** begin **
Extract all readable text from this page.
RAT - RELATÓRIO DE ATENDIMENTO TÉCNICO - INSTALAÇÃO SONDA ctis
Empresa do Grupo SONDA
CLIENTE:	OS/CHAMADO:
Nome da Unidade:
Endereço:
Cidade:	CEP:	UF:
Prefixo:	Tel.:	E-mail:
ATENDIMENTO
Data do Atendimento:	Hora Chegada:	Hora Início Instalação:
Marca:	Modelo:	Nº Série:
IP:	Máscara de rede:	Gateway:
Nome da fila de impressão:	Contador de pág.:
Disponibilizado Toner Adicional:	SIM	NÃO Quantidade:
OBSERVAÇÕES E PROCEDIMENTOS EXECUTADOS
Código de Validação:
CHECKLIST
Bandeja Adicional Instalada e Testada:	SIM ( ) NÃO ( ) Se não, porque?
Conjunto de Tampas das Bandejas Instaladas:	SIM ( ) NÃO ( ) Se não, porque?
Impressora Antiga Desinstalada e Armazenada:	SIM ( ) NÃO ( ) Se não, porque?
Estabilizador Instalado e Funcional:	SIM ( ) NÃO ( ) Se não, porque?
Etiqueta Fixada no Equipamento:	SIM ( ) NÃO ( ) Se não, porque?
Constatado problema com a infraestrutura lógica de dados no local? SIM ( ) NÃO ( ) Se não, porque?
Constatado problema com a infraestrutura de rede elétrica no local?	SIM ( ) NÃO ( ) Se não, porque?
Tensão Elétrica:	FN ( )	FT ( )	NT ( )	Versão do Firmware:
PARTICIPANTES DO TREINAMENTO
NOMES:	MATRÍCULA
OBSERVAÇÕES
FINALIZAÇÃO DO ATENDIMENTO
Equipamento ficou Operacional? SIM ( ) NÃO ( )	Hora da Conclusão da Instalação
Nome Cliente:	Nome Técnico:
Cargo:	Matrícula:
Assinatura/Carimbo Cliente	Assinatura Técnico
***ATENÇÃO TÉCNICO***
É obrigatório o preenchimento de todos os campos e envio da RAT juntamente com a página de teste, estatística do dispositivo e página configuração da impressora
** end **
** begin **
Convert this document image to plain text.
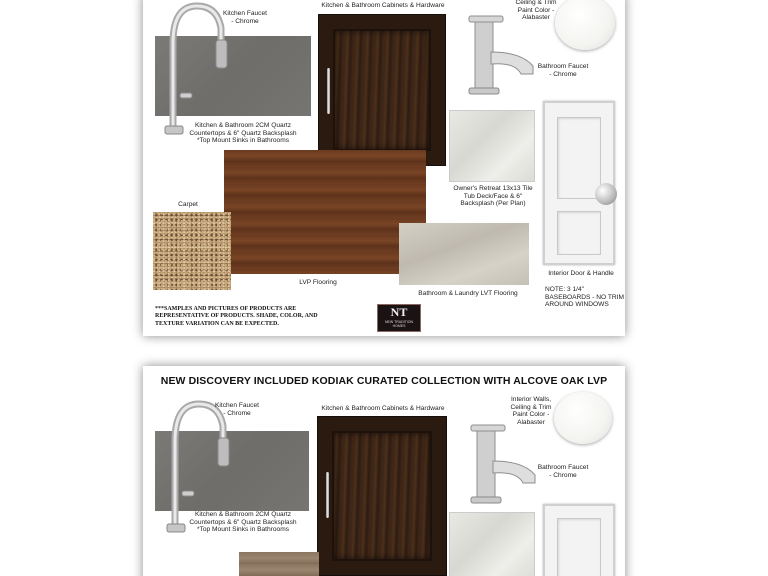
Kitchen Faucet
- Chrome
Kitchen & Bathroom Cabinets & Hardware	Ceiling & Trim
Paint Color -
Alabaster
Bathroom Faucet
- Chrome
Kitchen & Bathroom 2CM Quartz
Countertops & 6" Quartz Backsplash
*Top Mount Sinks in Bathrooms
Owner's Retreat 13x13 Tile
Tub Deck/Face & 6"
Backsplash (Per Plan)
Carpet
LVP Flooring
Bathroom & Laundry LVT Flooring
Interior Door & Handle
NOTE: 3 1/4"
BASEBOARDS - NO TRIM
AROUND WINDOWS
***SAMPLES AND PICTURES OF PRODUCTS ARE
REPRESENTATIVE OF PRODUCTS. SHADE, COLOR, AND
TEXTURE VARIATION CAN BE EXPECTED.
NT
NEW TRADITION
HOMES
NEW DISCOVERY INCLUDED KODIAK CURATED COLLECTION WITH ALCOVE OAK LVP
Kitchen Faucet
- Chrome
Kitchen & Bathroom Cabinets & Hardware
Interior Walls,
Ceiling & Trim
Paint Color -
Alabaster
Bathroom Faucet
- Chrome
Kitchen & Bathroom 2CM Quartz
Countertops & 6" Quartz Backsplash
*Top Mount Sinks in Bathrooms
** end **
**INSTRUCTIONS TO FOLLOW:** Look through the entries above; copy each line where the string "Flooring" appears.

**ANSWER TO THE PROBLEM:**
LVP Flooring
Bathroom & Laundry LVT Flooring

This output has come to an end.